§ Short problem
Write out all of the entries exactly as given.

§ Data extract
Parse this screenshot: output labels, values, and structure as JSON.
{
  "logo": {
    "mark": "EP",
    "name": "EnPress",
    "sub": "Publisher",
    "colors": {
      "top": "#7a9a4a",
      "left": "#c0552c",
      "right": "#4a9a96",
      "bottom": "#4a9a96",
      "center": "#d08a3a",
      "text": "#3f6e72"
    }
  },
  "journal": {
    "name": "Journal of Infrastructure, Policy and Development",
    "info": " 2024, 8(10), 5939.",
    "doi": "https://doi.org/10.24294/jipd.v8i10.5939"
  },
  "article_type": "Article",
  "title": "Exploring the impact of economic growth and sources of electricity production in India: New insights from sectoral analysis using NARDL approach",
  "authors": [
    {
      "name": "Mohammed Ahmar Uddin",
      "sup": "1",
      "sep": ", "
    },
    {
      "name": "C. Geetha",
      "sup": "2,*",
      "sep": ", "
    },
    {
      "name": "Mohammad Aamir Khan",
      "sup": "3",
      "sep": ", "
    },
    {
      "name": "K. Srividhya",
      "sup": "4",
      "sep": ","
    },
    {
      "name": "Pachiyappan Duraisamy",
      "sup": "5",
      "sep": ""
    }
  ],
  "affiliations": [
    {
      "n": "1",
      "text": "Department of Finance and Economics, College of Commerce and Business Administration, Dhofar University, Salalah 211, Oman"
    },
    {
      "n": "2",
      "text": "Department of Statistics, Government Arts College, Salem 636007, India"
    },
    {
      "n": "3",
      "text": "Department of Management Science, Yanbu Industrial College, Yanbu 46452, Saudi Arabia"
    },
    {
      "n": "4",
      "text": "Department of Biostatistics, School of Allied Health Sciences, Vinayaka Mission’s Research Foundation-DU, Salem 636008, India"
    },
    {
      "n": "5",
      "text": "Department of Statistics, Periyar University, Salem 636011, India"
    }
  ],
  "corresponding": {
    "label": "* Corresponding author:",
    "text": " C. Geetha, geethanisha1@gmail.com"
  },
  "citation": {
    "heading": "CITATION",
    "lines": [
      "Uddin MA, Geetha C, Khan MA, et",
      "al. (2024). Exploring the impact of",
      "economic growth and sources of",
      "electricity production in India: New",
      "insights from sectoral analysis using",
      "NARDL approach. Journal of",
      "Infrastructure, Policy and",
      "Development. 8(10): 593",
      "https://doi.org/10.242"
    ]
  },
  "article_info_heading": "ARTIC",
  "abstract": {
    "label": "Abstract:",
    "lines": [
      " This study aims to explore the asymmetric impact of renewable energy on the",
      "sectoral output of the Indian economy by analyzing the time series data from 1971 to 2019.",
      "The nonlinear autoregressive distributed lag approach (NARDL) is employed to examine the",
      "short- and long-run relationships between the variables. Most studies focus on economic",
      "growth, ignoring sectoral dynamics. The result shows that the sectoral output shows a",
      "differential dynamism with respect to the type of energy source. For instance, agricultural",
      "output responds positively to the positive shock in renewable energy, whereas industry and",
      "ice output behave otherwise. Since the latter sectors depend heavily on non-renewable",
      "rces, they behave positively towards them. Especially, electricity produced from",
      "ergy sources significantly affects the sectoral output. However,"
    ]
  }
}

§ Finished answer
Parse this screenshot: output labels, values, and structure as JSON.
{
  "logo": {
    "mark": "EP",
    "name": "EnPress",
    "sub": "Publisher",
    "colors": {
      "top": "#7a9a4a",
      "left": "#c0552c",
      "right": "#4a9a96",
      "bottom": "#4a9a96",
      "center": "#d08a3a",
      "text": "#3f6e72"
    }
  },
  "journal": {
    "name": "Journal of Infrastructure, Policy and Development",
    "info": " 2024, 8(10), 5939.",
    "doi": "https://doi.org/10.24294/jipd.v8i10.5939"
  },
  "article_type": "Article",
  "title": "Exploring the impact of economic growth and sources of electricity production in India: New insights from sectoral analysis using NARDL approach",
  "authors": [
    {
      "name": "Mohammed Ahmar Uddin",
      "sup": "1",
      "sep": ", "
    },
    {
      "name": "C. Geetha",
      "sup": "2,*",
      "sep": ", "
    },
    {
      "name": "Mohammad Aamir Khan",
      "sup": "3",
      "sep": ", "
    },
    {
      "name": "K. Srividhya",
      "sup": "4",
      "sep": ","
    },
    {
      "name": "Pachiyappan Duraisamy",
      "sup": "5",
      "sep": ""
    }
  ],
  "affiliations": [
    {
      "n": "1",
      "text": "Department of Finance and Economics, College of Commerce and Business Administration, Dhofar University, Salalah 211, Oman"
    },
    {
      "n": "2",
      "text": "Department of Statistics, Government Arts College, Salem 636007, India"
    },
    {
      "n": "3",
      "text": "Department of Management Science, Yanbu Industrial College, Yanbu 46452, Saudi Arabia"
    },
    {
      "n": "4",
      "text": "Department of Biostatistics, School of Allied Health Sciences, Vinayaka Mission’s Research Foundation-DU, Salem 636008, India"
    },
    {
      "n": "5",
      "text": "Department of Statistics, Periyar University, Salem 636011, India"
    }
  ],
  "corresponding": {
    "label": "* Corresponding author:",
    "text": " C. Geetha, geethanisha1@gmail.com"
  },
  "citation": {
    "heading": "CITATION",
    "lines": [
      "Uddin MA, Geetha C, Khan MA, et",
      "al. (2024). Exploring the impact of",
      "economic growth and sources of",
      "electricity production in India: New",
      "insights from sectoral analysis using",
      "NARDL approach. Journal of",
      "Infrastructure, Policy and",
      "Development. 8(10): 593",
      "https://doi.org/10.242"
    ]
  },
  "article_info_heading": "ARTIC",
  "abstract": {
    "label": "Abstract:",
    "lines": [
      " This study aims to explore the asymmetric impact of renewable energy on the",
      "sectoral output of the Indian economy by analyzing the time series data from 1971 to 2019.",
      "The nonlinear autoregressive distributed lag approach (NARDL) is employed to examine the",
      "short- and long-run relationships between the variables. Most studies focus on economic",
      "growth, ignoring sectoral dynamics. The result shows that the sectoral output shows a",
      "differential dynamism with respect to the type of energy source. For instance, agricultural",
      "output responds positively to the positive shock in renewable energy, whereas industry and",
      "ice output behave otherwise. Since the latter sectors depend heavily on non-renewable",
      "rces, they behave positively towards them. Especially, electricity produced from",
      "ergy sources significantly affects the sectoral output. However,"
    ]
  }
}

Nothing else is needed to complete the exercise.